◆ Do this
Report how many lines hold the word "Additional"; answer with the number alone.

━━━━━ Items

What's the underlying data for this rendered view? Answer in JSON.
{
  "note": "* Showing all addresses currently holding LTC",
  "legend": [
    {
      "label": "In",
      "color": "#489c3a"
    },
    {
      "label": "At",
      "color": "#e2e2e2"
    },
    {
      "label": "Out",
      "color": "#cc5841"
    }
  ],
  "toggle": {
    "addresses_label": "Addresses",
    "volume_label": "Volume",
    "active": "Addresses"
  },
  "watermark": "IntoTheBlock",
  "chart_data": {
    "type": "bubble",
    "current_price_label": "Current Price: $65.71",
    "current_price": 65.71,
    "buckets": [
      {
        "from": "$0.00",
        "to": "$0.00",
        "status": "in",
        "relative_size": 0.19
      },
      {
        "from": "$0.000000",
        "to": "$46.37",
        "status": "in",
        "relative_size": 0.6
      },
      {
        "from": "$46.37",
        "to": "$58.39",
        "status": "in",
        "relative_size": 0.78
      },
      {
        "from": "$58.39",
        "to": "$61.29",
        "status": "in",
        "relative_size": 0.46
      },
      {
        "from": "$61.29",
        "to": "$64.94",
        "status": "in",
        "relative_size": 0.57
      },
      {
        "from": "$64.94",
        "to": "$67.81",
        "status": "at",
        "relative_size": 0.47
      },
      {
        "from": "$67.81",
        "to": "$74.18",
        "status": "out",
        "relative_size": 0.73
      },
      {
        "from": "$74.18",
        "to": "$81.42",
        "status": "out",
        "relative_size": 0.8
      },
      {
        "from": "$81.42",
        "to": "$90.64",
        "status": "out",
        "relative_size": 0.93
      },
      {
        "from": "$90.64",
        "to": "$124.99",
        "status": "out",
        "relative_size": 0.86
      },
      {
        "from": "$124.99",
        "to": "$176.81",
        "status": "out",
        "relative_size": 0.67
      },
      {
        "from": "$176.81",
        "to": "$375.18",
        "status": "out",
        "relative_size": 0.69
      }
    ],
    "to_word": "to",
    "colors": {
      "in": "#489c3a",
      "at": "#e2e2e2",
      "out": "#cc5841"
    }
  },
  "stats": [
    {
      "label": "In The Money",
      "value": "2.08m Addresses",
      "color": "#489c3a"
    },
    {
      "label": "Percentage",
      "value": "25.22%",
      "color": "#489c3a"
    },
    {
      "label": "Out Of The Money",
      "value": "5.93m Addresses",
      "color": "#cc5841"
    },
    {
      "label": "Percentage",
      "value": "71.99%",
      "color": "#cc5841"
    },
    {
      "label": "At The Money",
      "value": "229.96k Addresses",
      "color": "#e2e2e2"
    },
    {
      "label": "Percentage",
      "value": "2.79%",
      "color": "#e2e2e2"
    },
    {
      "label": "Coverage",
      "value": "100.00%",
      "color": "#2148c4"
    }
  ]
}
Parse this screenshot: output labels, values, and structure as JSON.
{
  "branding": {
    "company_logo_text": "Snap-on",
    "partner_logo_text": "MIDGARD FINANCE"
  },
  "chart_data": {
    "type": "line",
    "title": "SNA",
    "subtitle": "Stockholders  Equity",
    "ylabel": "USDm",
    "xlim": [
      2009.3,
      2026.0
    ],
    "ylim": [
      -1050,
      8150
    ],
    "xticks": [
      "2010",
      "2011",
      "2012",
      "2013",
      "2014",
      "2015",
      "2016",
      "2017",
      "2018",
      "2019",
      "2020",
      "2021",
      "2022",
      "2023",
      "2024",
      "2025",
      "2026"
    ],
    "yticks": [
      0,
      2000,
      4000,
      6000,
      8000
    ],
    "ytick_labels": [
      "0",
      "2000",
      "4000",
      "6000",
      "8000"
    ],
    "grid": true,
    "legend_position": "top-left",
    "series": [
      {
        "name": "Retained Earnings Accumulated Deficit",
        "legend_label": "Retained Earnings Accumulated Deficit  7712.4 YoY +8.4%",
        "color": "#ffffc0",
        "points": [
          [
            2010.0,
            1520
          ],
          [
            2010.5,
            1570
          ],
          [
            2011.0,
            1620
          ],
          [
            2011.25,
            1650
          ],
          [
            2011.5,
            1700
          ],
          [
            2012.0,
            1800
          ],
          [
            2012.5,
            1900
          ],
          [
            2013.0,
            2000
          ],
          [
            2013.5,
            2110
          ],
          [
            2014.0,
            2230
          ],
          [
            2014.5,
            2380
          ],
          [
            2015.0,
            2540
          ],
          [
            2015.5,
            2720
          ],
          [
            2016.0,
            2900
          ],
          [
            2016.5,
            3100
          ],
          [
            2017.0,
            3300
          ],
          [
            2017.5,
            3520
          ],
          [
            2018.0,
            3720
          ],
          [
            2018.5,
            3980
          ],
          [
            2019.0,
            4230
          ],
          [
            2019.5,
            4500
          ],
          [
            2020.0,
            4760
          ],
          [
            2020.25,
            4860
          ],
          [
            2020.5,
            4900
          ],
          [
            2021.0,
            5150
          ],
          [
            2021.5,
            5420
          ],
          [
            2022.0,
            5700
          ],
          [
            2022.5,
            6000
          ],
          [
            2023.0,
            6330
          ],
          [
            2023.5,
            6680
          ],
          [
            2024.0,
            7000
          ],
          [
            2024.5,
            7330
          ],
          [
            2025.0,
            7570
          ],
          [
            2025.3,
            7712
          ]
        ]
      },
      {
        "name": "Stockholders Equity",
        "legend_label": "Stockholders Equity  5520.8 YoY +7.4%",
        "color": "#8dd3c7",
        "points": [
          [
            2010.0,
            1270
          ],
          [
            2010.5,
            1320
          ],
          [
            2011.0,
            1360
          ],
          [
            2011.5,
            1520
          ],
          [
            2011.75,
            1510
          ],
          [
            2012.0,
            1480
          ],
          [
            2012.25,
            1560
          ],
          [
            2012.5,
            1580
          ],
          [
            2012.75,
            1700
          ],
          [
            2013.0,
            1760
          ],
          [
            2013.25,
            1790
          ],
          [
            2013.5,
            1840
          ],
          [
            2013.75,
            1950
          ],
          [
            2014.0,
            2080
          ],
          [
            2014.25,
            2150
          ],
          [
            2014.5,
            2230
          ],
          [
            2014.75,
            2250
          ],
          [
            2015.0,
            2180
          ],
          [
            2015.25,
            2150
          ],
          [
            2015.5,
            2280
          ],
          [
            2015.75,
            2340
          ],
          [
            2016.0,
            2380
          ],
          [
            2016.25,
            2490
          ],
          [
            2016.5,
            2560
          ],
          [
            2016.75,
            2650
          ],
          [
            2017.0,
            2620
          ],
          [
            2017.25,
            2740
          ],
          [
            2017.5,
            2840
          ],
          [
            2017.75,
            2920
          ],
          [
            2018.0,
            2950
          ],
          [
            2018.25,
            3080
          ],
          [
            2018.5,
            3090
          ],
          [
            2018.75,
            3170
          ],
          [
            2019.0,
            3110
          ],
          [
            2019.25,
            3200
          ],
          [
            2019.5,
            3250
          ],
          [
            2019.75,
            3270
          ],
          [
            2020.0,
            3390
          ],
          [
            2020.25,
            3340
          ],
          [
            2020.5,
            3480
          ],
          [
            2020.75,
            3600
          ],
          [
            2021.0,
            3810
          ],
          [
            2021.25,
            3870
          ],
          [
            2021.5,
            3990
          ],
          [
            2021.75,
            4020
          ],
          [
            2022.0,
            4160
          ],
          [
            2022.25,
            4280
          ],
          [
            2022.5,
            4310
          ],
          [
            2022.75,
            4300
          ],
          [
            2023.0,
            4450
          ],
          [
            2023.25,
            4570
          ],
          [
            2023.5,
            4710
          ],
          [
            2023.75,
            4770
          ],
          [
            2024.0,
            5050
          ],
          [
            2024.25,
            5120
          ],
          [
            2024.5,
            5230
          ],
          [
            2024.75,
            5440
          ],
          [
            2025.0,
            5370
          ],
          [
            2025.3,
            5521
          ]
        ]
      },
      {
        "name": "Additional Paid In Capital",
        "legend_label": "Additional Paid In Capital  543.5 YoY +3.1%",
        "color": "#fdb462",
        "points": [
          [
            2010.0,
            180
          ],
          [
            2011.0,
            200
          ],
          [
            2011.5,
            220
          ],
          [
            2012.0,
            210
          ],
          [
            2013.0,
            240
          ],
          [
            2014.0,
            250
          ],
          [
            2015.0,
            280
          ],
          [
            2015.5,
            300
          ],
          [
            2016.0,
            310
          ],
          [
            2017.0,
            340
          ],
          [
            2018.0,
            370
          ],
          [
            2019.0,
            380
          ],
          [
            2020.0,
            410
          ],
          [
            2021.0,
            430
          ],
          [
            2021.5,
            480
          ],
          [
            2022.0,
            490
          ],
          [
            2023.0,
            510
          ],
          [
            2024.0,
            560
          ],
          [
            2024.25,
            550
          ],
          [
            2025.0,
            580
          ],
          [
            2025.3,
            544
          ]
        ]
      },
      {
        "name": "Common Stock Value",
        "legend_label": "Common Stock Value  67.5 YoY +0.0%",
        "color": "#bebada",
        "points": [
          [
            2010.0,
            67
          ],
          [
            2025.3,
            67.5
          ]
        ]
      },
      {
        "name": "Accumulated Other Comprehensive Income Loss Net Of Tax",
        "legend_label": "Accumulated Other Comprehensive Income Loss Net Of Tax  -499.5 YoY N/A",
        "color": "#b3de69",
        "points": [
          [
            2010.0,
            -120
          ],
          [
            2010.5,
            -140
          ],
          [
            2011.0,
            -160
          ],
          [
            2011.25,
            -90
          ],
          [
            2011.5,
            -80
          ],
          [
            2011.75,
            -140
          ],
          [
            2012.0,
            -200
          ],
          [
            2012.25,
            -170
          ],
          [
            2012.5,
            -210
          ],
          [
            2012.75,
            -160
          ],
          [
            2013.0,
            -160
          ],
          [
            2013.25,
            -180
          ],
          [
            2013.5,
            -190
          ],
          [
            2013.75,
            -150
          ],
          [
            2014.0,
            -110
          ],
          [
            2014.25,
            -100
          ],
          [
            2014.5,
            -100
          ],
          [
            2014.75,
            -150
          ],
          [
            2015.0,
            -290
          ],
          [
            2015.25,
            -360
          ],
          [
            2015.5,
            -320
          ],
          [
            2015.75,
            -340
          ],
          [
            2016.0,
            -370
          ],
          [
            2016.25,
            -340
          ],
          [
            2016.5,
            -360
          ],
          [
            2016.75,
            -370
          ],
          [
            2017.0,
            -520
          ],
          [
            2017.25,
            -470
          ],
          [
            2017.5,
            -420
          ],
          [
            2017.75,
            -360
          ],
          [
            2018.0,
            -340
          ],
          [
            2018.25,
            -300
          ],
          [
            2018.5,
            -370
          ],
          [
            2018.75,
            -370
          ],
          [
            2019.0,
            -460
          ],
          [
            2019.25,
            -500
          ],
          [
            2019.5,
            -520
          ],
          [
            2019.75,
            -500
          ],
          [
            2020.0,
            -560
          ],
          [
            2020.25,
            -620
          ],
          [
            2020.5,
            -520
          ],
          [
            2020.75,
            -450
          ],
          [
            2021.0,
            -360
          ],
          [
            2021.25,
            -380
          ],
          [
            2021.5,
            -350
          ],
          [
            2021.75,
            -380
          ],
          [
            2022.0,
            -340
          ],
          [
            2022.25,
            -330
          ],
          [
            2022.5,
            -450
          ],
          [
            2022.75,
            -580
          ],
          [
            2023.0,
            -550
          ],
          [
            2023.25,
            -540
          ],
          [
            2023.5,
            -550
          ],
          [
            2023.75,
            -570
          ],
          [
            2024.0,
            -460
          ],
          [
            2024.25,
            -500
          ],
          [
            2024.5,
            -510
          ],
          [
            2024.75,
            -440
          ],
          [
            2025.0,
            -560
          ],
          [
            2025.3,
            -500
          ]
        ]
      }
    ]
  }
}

━━━━━━━━━━

◆ The result
2